::: Supplied entries :::

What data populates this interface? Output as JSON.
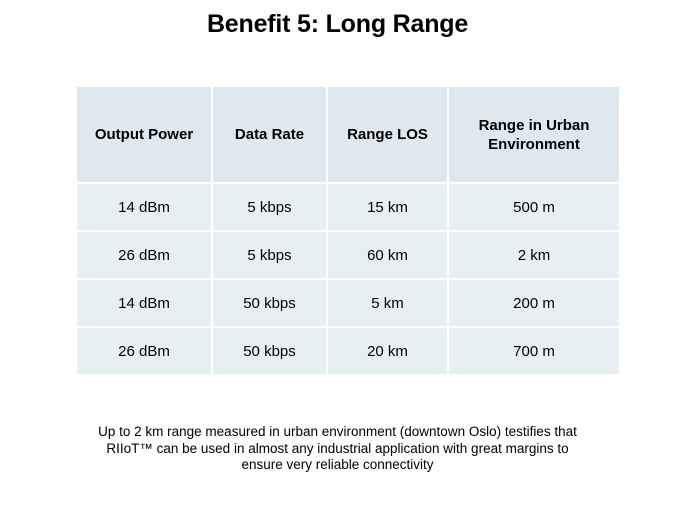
{
  "title": "Benefit 5: Long Range",
  "table": {
    "headers": [
      "Output Power",
      "Data Rate",
      "Range LOS",
      "Range in Urban Environment"
    ],
    "rows": [
      [
        "14 dBm",
        "5 kbps",
        "15 km",
        "500 m"
      ],
      [
        "26 dBm",
        "5 kbps",
        "60 km",
        "2 km"
      ],
      [
        "14 dBm",
        "50 kbps",
        "5 km",
        "200 m"
      ],
      [
        "26 dBm",
        "50 kbps",
        "20 km",
        "700 m"
      ]
    ]
  },
  "footnote": {
    "lines": [
      "Up to 2 km range measured in urban environment (downtown Oslo) testifies that",
      "RIIoT™ can be used in almost any industrial application with great margins to",
      "ensure very reliable  connectivity"
    ]
  },
  "colors": {
    "header_fill": "#dfe8ee",
    "body_fill": "#e8eff3"
  }
}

:::

Reproduce the records above exactly, leaving out every picture they contain.

Full response →
What data populates this interface? Output as JSON.
{
  "title": "Benefit 5: Long Range",
  "table": {
    "headers": [
      "Output Power",
      "Data Rate",
      "Range LOS",
      "Range in Urban Environment"
    ],
    "rows": [
      [
        "14 dBm",
        "5 kbps",
        "15 km",
        "500 m"
      ],
      [
        "26 dBm",
        "5 kbps",
        "60 km",
        "2 km"
      ],
      [
        "14 dBm",
        "50 kbps",
        "5 km",
        "200 m"
      ],
      [
        "26 dBm",
        "50 kbps",
        "20 km",
        "700 m"
      ]
    ]
  },
  "footnote": {
    "lines": [
      "Up to 2 km range measured in urban environment (downtown Oslo) testifies that",
      "RIIoT™ can be used in almost any industrial application with great margins to",
      "ensure very reliable  connectivity"
    ]
  },
  "colors": {
    "header_fill": "#dfe8ee",
    "body_fill": "#e8eff3"
  }
}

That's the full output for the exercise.